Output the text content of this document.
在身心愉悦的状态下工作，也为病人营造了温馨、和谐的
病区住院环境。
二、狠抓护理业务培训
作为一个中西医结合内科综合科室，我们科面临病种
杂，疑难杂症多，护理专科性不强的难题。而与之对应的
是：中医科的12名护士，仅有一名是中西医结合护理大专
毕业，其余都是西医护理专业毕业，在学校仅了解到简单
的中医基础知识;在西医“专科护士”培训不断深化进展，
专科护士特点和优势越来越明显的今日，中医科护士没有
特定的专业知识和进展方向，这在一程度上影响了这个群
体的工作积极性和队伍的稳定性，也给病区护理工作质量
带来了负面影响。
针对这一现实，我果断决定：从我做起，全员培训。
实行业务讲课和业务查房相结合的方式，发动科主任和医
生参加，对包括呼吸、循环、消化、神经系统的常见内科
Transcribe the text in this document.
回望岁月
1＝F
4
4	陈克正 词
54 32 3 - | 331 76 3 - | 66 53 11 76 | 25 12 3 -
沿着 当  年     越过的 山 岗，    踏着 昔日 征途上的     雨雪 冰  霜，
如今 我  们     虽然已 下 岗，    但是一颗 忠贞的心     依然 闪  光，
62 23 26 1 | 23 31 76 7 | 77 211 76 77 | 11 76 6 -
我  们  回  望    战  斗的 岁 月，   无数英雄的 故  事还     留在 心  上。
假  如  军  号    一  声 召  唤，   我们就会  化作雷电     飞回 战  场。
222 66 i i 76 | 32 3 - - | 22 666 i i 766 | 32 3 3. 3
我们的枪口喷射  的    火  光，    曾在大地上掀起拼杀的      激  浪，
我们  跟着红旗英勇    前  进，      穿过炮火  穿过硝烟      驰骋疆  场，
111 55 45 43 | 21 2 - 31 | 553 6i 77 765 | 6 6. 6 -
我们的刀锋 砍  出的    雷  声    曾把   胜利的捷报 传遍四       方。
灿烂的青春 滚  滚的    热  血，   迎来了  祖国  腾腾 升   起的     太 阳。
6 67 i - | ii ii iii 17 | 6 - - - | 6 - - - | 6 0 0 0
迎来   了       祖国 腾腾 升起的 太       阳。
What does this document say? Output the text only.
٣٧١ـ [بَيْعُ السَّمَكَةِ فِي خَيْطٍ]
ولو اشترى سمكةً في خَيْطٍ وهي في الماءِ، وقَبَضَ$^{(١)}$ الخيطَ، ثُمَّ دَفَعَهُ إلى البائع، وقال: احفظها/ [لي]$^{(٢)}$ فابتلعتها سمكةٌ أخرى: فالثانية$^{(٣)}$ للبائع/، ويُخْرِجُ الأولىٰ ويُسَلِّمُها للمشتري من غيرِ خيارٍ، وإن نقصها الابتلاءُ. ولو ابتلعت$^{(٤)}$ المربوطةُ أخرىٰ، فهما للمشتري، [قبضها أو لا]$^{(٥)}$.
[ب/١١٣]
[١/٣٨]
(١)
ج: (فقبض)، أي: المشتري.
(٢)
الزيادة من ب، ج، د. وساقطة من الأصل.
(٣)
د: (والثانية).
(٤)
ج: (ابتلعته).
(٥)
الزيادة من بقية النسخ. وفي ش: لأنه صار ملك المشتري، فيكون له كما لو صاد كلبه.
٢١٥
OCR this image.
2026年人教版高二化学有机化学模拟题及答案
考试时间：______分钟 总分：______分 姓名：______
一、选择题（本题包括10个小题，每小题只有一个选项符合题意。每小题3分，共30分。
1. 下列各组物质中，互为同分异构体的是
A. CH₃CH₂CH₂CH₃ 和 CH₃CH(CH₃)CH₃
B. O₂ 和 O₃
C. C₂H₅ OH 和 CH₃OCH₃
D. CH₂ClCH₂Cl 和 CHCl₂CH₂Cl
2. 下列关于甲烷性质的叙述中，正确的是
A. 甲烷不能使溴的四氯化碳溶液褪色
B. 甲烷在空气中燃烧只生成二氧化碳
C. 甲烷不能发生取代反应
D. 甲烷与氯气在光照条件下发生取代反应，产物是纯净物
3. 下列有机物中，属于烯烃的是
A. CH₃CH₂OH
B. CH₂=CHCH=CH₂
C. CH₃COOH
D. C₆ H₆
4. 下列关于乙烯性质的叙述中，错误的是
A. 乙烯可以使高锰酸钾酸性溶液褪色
------------
### WORK TO COMPLETE:
Copy each record from above exactly, and include every line.

### SOLUTION FOR THIS TASK:
Output the text content of this document.
在身心愉悦的状态下工作，也为病人营造了温馨、和谐的
病区住院环境。
二、狠抓护理业务培训
作为一个中西医结合内科综合科室，我们科面临病种
杂，疑难杂症多，护理专科性不强的难题。而与之对应的
是：中医科的12名护士，仅有一名是中西医结合护理大专
毕业，其余都是西医护理专业毕业，在学校仅了解到简单
的中医基础知识;在西医“专科护士”培训不断深化进展，
专科护士特点和优势越来越明显的今日，中医科护士没有
特定的专业知识和进展方向，这在一程度上影响了这个群
体的工作积极性和队伍的稳定性，也给病区护理工作质量
带来了负面影响。
针对这一现实，我果断决定：从我做起，全员培训。
实行业务讲课和业务查房相结合的方式，发动科主任和医
生参加，对包括呼吸、循环、消化、神经系统的常见内科
Transcribe the text in this document.
回望岁月
1＝F
4
4	陈克正 词
54 32 3 - | 331 76 3 - | 66 53 11 76 | 25 12 3 -
沿着 当  年     越过的 山 岗，    踏着 昔日 征途上的     雨雪 冰  霜，
如今 我  们     虽然已 下 岗，    但是一颗 忠贞的心     依然 闪  光，
62 23 26 1 | 23 31 76 7 | 77 211 76 77 | 11 76 6 -
我  们  回  望    战  斗的 岁 月，   无数英雄的 故  事还     留在 心  上。
假  如  军  号    一  声 召  唤，   我们就会  化作雷电     飞回 战  场。
222 66 i i 76 | 32 3 - - | 22 666 i i 766 | 32 3 3. 3
我们的枪口喷射  的    火  光，    曾在大地上掀起拼杀的      激  浪，
我们  跟着红旗英勇    前  进，      穿过炮火  穿过硝烟      驰骋疆  场，
111 55 45 43 | 21 2 - 31 | 553 6i 77 765 | 6 6. 6 -
我们的刀锋 砍  出的    雷  声    曾把   胜利的捷报 传遍四       方。
灿烂的青春 滚  滚的    热  血，   迎来了  祖国  腾腾 升   起的     太 阳。
6 67 i - | ii ii iii 17 | 6 - - - | 6 - - - | 6 0 0 0
迎来   了       祖国 腾腾 升起的 太       阳。
What does this document say? Output the text only.
٣٧١ـ [بَيْعُ السَّمَكَةِ فِي خَيْطٍ]
ولو اشترى سمكةً في خَيْطٍ وهي في الماءِ، وقَبَضَ$^{(١)}$ الخيطَ، ثُمَّ دَفَعَهُ إلى البائع، وقال: احفظها/ [لي]$^{(٢)}$ فابتلعتها سمكةٌ أخرى: فالثانية$^{(٣)}$ للبائع/، ويُخْرِجُ الأولىٰ ويُسَلِّمُها للمشتري من غيرِ خيارٍ، وإن نقصها الابتلاءُ. ولو ابتلعت$^{(٤)}$ المربوطةُ أخرىٰ، فهما للمشتري، [قبضها أو لا]$^{(٥)}$.
[ب/١١٣]
[١/٣٨]
(١)
ج: (فقبض)، أي: المشتري.
(٢)
الزيادة من ب، ج، د. وساقطة من الأصل.
(٣)
د: (والثانية).
(٤)
ج: (ابتلعته).
(٥)
الزيادة من بقية النسخ. وفي ش: لأنه صار ملك المشتري، فيكون له كما لو صاد كلبه.
٢١٥
OCR this image.
2026年人教版高二化学有机化学模拟题及答案
考试时间：______分钟 总分：______分 姓名：______
一、选择题（本题包括10个小题，每小题只有一个选项符合题意。每小题3分，共30分。
1. 下列各组物质中，互为同分异构体的是
A. CH₃CH₂CH₂CH₃ 和 CH₃CH(CH₃)CH₃
B. O₂ 和 O₃
C. C₂H₅ OH 和 CH₃OCH₃
D. CH₂ClCH₂Cl 和 CHCl₂CH₂Cl
2. 下列关于甲烷性质的叙述中，正确的是
A. 甲烷不能使溴的四氯化碳溶液褪色
B. 甲烷在空气中燃烧只生成二氧化碳
C. 甲烷不能发生取代反应
D. 甲烷与氯气在光照条件下发生取代反应，产物是纯净物
3. 下列有机物中，属于烯烃的是
A. CH₃CH₂OH
B. CH₂=CHCH=CH₂
C. CH₃COOH
D. C₆ H₆
4. 下列关于乙烯性质的叙述中，错误的是
A. 乙烯可以使高锰酸钾酸性溶液褪色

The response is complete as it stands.